▶ **RECORDS FOR THIS EXERCISE**
• • • • •
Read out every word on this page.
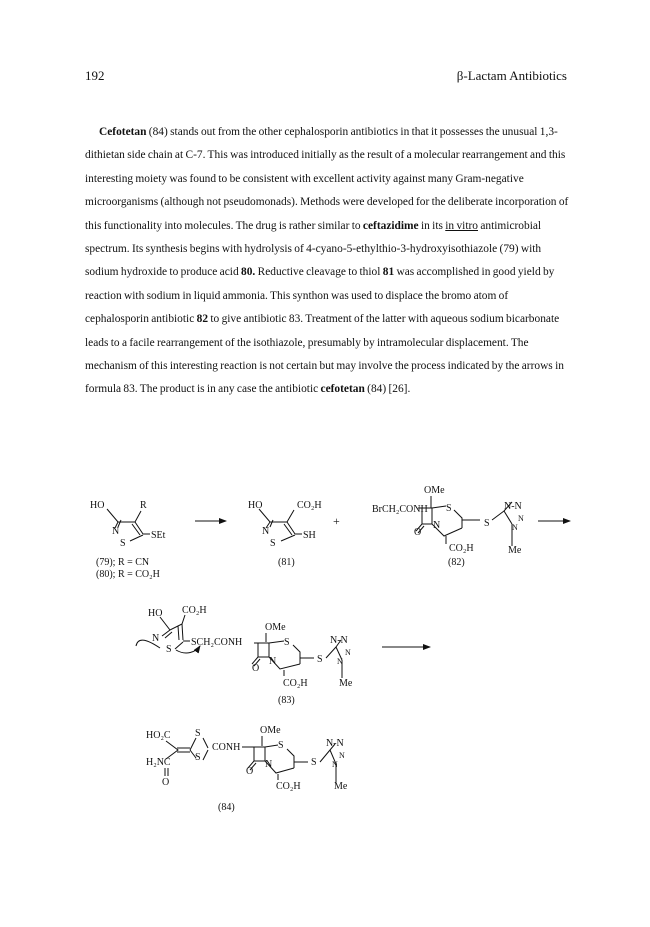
192	β-Lactam Antibiotics

Cefotetan (84) stands out from the other cephalosporin antibiotics in that it possesses the unusual 1,3-dithietan side chain at C-7. This was introduced initially as the result of a molecular rearrangement and this interesting moiety was found to be consistent with excellent activity against many Gram-negative microorganisms (although not pseudomonads). Methods were developed for the deliberate incorporation of this functionality into molecules. The drug is rather similar to ceftazidime in its in vitro antimicrobial spectrum. Its synthesis begins with hydrolysis of 4-cyano-5-ethylthio-3-hydroxyisothiazole (79) with sodium hydroxide to produce acid 80. Reductive cleavage to thiol 81 was accomplished in good yield by reaction with sodium in liquid ammonia. This synthon was used to displace the bromo atom of cephalosporin antibiotic 82 to give antibiotic 83. Treatment of the latter with aqueous sodium bicarbonate leads to a facile rearrangement of the isothiazole, presumably by intramolecular displacement. The mechanism of this interesting reaction is not certain but may involve the process indicated by the arrows in formula 83. The product is in any case the antibiotic cefotetan (84) [26].

HO	R
N
S
SEt
(79); R = CN
(80); R = CO₂H
HO	CO₂H
N
S
SH
(81)
+
OMe
BrCH₂CONH S
N
O
CO₂H
S
N-N
N
N
Me
(82)
HO CO₂H
N
S
SCH₂CONH
OMe
S
N
O
CO₂H
S
N-N
N
N
Me
(83)
HO₂C
H₂NC
O
S
S
CONH
OMe
S
N
O
CO₂H
S
N-N
N
N
Me
(84)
• • • • •
▶ **REQUIRED WORK**
Return the full material word for word. Do not include the pictures.

▶ **THE OUTPUT**
Read out every word on this page.
192	β-Lactam Antibiotics

Cefotetan (84) stands out from the other cephalosporin antibiotics in that it possesses the unusual 1,3-dithietan side chain at C-7. This was introduced initially as the result of a molecular rearrangement and this interesting moiety was found to be consistent with excellent activity against many Gram-negative microorganisms (although not pseudomonads). Methods were developed for the deliberate incorporation of this functionality into molecules. The drug is rather similar to ceftazidime in its in vitro antimicrobial spectrum. Its synthesis begins with hydrolysis of 4-cyano-5-ethylthio-3-hydroxyisothiazole (79) with sodium hydroxide to produce acid 80. Reductive cleavage to thiol 81 was accomplished in good yield by reaction with sodium in liquid ammonia. This synthon was used to displace the bromo atom of cephalosporin antibiotic 82 to give antibiotic 83. Treatment of the latter with aqueous sodium bicarbonate leads to a facile rearrangement of the isothiazole, presumably by intramolecular displacement. The mechanism of this interesting reaction is not certain but may involve the process indicated by the arrows in formula 83. The product is in any case the antibiotic cefotetan (84) [26].

HO	R
N
S
SEt
(79); R = CN
(80); R = CO₂H
HO	CO₂H
N
S
SH
(81)
+
OMe
BrCH₂CONH S
N
O
CO₂H
S
N-N
N
N
Me
(82)
HO CO₂H
N
S
SCH₂CONH
OMe
S
N
O
CO₂H
S
N-N
N
N
Me
(83)
HO₂C
H₂NC
O
S
S
CONH
OMe
S
N
O
CO₂H
S
N-N
N
N
Me
(84)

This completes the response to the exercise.